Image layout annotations

BEGIN

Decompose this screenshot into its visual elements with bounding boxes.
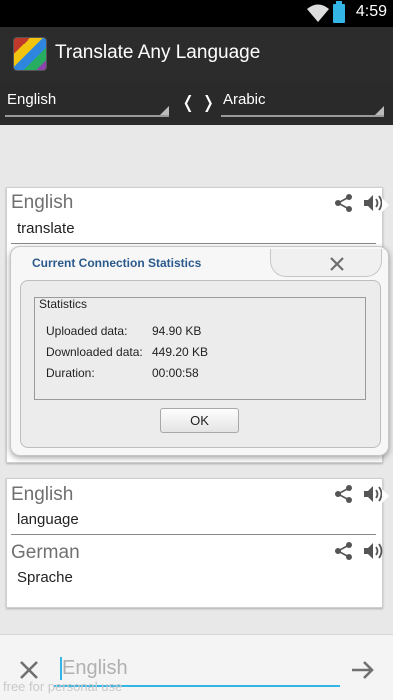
card-language-label: English	[11, 192, 74, 213]
card-text: translate	[17, 220, 75, 237]
share-icon[interactable]	[334, 193, 354, 213]
battery-charging-icon	[333, 1, 345, 23]
arrow-right-icon[interactable]	[350, 659, 376, 681]
speaker-icon[interactable]	[362, 193, 384, 213]
clear-icon[interactable]	[18, 659, 40, 681]
watermark-text: free for personal use	[3, 679, 123, 694]
translation-card[interactable]: English language German Sprache	[6, 478, 389, 608]
connection-statistics-dialog: Current Connection Statistics Statistics…	[10, 246, 389, 456]
duration-label: Duration:	[46, 366, 95, 380]
speaker-icon[interactable]	[362, 541, 384, 561]
card-language-label: English	[11, 484, 74, 505]
card-pointer	[382, 489, 389, 503]
clock: 4:59	[355, 3, 387, 20]
to-language-label: Arabic	[223, 91, 266, 108]
spinner-arrow-icon	[375, 106, 384, 115]
statistics-groupbox: Statistics Uploaded data: 94.90 KB Downl…	[34, 297, 366, 400]
dialog-content-panel: Statistics Uploaded data: 94.90 KB Downl…	[20, 280, 381, 448]
app-title: Translate Any Language	[55, 42, 261, 63]
uploaded-data-value: 94.90 KB	[152, 324, 202, 338]
ok-button[interactable]: OK	[160, 408, 239, 433]
action-bar: Translate Any Language	[0, 27, 393, 81]
language-selector-bar: English ❬❭ Arabic	[0, 81, 393, 125]
wifi-icon	[307, 4, 329, 22]
flags-app-icon[interactable]	[13, 37, 47, 71]
spinner-arrow-icon	[160, 106, 169, 115]
close-icon[interactable]	[326, 253, 348, 275]
card-pointer	[382, 198, 389, 212]
share-icon[interactable]	[334, 541, 354, 561]
dialog-title: Current Connection Statistics	[32, 256, 202, 270]
card-text: Sprache	[17, 569, 73, 586]
uploaded-data-label: Uploaded data:	[46, 324, 128, 338]
card-divider	[11, 534, 376, 535]
card-divider	[11, 243, 376, 244]
from-language-spinner[interactable]: English	[5, 91, 169, 117]
card-language-label: German	[11, 542, 80, 563]
to-language-spinner[interactable]: Arabic	[221, 91, 384, 117]
downloaded-data-label: Downloaded data:	[46, 345, 143, 359]
swap-languages-button[interactable]: ❬❭	[181, 93, 222, 113]
from-language-label: English	[7, 91, 57, 108]
card-text: language	[17, 511, 79, 528]
groupbox-title: Statistics	[39, 297, 88, 311]
speaker-icon[interactable]	[362, 484, 384, 504]
duration-value: 00:00:58	[152, 366, 199, 380]
downloaded-data-value: 449.20 KB	[152, 345, 209, 359]
text-cursor	[60, 657, 62, 680]
share-icon[interactable]	[334, 484, 354, 504]
status-bar: 4:59	[0, 0, 393, 27]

END

■ Given request: Rewrite every line of the data above as a numbered list, leaving out blank lines and pictures.

■ Result for this exercise:
1. Decompose this screenshot into its visual elements with bounding boxes.
2. card-language-label: English	[11, 192, 74, 213]
3. card-text: translate	[17, 220, 75, 237]
4. share-icon[interactable]	[334, 193, 354, 213]
5. battery-charging-icon	[333, 1, 345, 23]
6. arrow-right-icon[interactable]	[350, 659, 376, 681]
7. speaker-icon[interactable]	[362, 193, 384, 213]
8. clear-icon[interactable]	[18, 659, 40, 681]
9. watermark-text: free for personal use	[3, 679, 123, 694]
10. translation-card[interactable]: English language German Sprache	[6, 478, 389, 608]
11. connection-statistics-dialog: Current Connection Statistics Statistics…	[10, 246, 389, 456]
12. duration-label: Duration:	[46, 366, 95, 380]
13. speaker-icon[interactable]	[362, 541, 384, 561]
14. card-language-label: English	[11, 484, 74, 505]
15. card-pointer	[382, 489, 389, 503]
16. clock: 4:59	[355, 3, 387, 20]
17. to-language-label: Arabic	[223, 91, 266, 108]
18. spinner-arrow-icon	[375, 106, 384, 115]
19. statistics-groupbox: Statistics Uploaded data: 94.90 KB Downl…	[34, 297, 366, 400]
20. dialog-content-panel: Statistics Uploaded data: 94.90 KB Downl…	[20, 280, 381, 448]
21. app-title: Translate Any Language	[55, 42, 261, 63]
22. uploaded-data-value: 94.90 KB	[152, 324, 202, 338]
23. ok-button[interactable]: OK	[160, 408, 239, 433]
24. action-bar: Translate Any Language	[0, 27, 393, 81]
25. language-selector-bar: English ❬❭ Arabic	[0, 81, 393, 125]
26. wifi-icon	[307, 4, 329, 22]
27. flags-app-icon[interactable]	[13, 37, 47, 71]
28. spinner-arrow-icon	[160, 106, 169, 115]
29. close-icon[interactable]	[326, 253, 348, 275]
30. card-pointer	[382, 198, 389, 212]
31. share-icon[interactable]	[334, 541, 354, 561]
32. dialog-title: Current Connection Statistics	[32, 256, 202, 270]
33. card-text: Sprache	[17, 569, 73, 586]
34. uploaded-data-label: Uploaded data:	[46, 324, 128, 338]
35. card-divider	[11, 534, 376, 535]
36. card-divider	[11, 243, 376, 244]
37. from-language-spinner[interactable]: English	[5, 91, 169, 117]
38. card-language-label: German	[11, 542, 80, 563]
39. to-language-spinner[interactable]: Arabic	[221, 91, 384, 117]
40. downloaded-data-label: Downloaded data:	[46, 345, 143, 359]
41. swap-languages-button[interactable]: ❬❭	[181, 93, 222, 113]
42. from-language-label: English	[7, 91, 57, 108]
43. card-text: language	[17, 511, 79, 528]
44. groupbox-title: Statistics	[39, 297, 88, 311]
45. speaker-icon[interactable]	[362, 484, 384, 504]
46. duration-value: 00:00:58	[152, 366, 199, 380]
47. downloaded-data-value: 449.20 KB	[152, 345, 209, 359]
48. text-cursor	[60, 657, 62, 680]
49. share-icon[interactable]	[334, 484, 354, 504]
50. status-bar: 4:59	[0, 0, 393, 27]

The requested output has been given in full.